Exercise. Find the lines holding the string "this" in the data, then copy all of them.

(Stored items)
==*==
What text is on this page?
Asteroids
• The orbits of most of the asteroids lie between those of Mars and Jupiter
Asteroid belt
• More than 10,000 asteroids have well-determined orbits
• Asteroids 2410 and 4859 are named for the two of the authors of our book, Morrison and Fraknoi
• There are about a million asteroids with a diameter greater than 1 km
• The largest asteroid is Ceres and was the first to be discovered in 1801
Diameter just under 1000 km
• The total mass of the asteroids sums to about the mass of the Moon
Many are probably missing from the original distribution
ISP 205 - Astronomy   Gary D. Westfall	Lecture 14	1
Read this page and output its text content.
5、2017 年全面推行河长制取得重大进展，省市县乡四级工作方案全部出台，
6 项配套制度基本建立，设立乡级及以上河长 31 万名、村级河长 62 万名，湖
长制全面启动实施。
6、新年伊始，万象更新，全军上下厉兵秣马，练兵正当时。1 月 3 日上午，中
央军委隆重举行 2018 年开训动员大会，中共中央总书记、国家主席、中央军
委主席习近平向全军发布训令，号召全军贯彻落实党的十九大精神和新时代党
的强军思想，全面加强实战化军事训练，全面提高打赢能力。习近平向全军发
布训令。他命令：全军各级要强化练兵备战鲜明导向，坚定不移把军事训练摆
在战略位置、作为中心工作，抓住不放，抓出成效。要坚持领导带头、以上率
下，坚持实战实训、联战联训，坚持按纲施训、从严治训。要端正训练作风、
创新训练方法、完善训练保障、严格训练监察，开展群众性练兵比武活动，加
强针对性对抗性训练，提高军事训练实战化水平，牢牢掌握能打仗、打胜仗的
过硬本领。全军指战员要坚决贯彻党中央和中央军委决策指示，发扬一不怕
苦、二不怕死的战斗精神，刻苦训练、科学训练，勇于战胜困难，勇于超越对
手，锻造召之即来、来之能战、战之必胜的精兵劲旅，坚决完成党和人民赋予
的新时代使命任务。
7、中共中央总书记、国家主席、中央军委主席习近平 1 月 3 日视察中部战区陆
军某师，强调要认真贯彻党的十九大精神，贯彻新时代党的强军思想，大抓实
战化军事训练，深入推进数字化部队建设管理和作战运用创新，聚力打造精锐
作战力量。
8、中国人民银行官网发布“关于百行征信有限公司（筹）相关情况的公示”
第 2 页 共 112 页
==*==
Task solution.
What text is on this page?
Read this page and output its text content.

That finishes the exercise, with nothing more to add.